▶ DATA FOR THIS TASK:
◆ ◆ ◆ ◆ ◆

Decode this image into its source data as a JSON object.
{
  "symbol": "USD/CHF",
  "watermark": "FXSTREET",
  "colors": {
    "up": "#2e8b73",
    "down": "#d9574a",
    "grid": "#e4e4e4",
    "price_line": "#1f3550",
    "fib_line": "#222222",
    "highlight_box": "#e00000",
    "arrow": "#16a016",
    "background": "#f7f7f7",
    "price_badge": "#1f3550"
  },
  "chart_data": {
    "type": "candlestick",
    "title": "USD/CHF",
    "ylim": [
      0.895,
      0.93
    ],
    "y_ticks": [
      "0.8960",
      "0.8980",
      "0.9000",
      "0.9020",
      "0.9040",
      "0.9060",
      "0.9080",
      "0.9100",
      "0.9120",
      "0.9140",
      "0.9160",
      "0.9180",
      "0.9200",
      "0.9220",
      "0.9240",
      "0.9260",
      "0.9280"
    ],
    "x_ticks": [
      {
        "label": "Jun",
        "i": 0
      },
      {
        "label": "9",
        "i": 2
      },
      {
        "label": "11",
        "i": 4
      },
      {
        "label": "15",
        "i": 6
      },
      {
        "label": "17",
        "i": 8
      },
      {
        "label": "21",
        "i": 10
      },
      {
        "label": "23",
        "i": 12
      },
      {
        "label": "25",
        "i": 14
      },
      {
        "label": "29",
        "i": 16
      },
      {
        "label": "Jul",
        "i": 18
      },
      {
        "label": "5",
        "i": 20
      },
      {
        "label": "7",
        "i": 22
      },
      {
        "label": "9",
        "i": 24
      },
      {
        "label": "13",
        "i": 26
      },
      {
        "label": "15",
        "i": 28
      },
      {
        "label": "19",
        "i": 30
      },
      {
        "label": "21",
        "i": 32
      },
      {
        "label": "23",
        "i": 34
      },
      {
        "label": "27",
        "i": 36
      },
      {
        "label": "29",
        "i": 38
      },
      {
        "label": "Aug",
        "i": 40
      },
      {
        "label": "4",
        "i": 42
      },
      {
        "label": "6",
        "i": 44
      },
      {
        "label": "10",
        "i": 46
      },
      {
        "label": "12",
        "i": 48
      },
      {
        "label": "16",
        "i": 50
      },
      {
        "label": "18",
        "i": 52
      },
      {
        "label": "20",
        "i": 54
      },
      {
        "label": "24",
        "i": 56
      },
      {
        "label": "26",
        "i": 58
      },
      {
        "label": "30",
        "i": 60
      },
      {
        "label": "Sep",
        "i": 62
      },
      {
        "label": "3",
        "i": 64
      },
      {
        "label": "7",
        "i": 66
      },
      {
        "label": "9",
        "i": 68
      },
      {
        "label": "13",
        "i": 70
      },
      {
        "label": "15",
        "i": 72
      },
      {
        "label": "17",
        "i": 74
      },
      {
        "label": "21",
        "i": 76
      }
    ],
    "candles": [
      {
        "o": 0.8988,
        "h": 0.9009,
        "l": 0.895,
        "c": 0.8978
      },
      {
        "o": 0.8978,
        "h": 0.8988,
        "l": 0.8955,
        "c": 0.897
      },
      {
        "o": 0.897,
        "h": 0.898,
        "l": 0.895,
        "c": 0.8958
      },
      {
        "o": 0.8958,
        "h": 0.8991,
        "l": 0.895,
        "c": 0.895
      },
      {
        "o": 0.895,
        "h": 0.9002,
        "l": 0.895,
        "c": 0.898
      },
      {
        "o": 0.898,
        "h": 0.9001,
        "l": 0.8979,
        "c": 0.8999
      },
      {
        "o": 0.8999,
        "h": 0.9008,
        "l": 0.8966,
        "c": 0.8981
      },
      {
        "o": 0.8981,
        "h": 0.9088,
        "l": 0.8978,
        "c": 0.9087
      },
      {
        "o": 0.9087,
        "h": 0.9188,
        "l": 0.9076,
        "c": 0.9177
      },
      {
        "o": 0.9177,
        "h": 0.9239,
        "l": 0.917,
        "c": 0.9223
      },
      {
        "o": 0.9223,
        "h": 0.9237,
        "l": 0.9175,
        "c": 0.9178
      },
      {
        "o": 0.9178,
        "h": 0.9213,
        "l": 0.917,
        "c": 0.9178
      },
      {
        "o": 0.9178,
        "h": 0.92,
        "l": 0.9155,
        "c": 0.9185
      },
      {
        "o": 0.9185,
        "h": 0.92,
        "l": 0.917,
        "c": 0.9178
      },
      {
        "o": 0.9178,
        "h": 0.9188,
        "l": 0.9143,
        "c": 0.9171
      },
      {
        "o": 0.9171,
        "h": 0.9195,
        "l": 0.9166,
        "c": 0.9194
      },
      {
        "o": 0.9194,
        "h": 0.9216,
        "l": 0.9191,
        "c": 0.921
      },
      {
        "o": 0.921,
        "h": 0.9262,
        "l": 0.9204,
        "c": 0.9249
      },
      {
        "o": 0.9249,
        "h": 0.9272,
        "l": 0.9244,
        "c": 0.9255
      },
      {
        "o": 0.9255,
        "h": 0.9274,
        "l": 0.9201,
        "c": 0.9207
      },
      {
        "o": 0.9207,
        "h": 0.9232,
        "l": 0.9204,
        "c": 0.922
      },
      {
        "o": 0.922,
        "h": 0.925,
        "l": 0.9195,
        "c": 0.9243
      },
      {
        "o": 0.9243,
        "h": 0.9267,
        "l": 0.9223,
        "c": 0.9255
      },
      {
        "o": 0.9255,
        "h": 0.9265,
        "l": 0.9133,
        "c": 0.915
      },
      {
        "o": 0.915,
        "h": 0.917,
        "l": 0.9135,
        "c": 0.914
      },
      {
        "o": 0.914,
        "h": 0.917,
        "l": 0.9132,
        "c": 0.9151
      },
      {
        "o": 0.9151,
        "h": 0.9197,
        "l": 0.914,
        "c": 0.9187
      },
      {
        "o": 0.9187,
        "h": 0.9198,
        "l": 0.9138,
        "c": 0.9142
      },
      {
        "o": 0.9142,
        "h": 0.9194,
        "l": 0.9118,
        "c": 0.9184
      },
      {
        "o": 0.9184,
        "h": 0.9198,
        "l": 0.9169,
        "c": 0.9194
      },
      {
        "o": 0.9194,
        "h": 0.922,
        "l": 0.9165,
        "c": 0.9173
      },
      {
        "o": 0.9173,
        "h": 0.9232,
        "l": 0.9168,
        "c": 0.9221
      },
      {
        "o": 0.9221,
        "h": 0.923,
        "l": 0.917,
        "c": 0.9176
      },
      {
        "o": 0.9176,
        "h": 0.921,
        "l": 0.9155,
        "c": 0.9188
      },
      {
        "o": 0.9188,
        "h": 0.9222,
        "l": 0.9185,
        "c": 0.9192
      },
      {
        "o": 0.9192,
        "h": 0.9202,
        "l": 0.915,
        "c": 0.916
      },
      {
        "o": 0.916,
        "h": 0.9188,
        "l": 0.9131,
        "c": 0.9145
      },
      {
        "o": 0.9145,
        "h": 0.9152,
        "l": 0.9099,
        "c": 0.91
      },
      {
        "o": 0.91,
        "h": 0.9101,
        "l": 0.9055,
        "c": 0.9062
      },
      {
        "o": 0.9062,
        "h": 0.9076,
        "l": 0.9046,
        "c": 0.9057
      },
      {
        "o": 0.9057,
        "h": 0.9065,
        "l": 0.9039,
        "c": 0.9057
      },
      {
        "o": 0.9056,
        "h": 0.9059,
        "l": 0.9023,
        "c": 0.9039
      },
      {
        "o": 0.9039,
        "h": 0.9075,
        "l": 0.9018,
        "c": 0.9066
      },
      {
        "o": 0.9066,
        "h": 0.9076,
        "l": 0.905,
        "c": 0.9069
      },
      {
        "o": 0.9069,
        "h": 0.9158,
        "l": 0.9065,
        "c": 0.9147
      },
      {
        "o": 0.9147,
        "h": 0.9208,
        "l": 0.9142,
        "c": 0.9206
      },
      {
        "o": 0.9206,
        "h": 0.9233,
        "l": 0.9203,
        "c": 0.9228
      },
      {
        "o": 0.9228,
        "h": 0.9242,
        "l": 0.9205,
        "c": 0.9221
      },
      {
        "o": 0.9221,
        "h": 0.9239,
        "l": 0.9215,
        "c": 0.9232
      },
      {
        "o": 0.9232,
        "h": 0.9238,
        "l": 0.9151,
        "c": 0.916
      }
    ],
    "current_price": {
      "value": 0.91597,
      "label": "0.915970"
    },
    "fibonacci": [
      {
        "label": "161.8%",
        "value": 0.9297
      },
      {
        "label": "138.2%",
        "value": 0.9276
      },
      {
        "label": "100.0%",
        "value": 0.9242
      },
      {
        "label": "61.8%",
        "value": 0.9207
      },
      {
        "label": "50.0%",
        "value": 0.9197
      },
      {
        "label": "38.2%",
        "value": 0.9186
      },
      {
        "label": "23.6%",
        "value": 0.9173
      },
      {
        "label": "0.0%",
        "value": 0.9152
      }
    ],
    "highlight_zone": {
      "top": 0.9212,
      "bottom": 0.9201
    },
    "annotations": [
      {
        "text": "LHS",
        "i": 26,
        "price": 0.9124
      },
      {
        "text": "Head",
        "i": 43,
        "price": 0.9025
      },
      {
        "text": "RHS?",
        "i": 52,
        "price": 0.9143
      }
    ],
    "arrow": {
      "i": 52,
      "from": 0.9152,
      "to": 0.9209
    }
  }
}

◆ ◆ ◆ ◆ ◆

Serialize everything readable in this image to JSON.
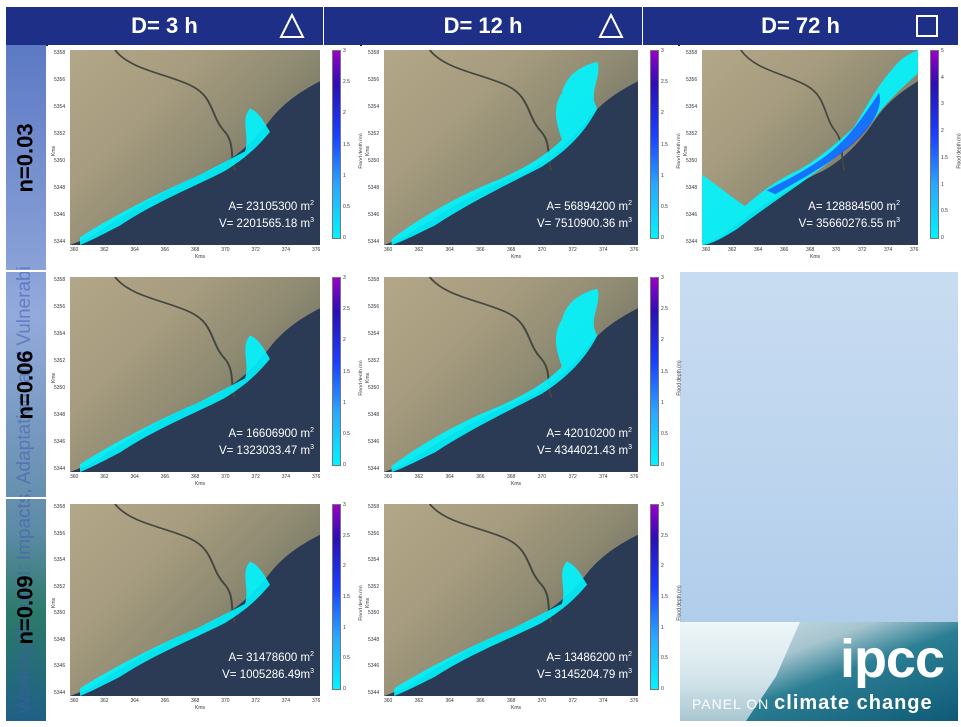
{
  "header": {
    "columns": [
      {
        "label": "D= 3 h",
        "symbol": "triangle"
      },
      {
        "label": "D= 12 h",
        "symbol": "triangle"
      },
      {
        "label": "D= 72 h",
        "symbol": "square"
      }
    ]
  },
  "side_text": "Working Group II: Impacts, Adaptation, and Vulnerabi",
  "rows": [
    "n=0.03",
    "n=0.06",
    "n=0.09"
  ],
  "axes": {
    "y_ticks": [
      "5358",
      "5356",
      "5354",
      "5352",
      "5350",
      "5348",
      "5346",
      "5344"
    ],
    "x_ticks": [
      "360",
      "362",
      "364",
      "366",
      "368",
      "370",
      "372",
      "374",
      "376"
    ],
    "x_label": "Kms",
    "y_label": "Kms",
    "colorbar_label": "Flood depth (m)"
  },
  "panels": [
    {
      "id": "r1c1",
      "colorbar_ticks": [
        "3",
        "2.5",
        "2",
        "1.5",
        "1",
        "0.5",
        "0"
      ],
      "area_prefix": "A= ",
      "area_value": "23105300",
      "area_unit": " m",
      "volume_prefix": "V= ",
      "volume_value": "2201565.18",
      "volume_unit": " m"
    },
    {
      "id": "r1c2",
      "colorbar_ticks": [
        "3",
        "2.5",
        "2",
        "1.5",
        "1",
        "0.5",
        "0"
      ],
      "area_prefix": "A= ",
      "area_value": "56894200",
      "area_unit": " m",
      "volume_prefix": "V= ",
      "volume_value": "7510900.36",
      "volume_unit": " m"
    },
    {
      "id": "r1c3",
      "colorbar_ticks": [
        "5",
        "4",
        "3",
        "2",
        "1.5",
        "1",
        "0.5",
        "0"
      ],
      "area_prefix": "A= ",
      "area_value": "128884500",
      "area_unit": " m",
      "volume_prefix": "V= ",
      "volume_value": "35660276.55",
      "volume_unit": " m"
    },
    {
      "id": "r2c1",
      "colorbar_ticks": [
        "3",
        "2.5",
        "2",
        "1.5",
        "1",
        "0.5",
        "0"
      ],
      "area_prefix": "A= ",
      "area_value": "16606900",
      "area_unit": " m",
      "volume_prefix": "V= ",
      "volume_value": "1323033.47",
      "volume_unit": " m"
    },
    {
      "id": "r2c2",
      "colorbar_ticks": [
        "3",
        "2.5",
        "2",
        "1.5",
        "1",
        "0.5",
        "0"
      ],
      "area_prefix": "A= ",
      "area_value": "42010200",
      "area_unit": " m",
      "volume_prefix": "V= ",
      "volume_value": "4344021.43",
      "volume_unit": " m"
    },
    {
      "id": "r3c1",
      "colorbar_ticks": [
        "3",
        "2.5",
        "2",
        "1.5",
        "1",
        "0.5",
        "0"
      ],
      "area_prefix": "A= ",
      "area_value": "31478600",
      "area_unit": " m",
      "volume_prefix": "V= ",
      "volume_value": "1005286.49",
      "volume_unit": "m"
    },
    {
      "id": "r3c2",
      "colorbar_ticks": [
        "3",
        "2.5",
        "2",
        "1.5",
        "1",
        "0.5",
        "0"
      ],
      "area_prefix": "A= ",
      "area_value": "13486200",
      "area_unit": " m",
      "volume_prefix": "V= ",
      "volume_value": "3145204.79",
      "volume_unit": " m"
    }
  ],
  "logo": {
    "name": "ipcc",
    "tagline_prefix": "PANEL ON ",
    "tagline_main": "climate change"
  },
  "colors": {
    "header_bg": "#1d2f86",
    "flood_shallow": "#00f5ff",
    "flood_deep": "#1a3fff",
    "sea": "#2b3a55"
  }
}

◆ ◆ ◆ ◆ ◆

▶ TASK STATEMENT: Copy out every line that includes the word "image".

▶ ANSWER IN FULL:
Decode this image into its source data as a JSON object.
Serialize everything readable in this image to JSON.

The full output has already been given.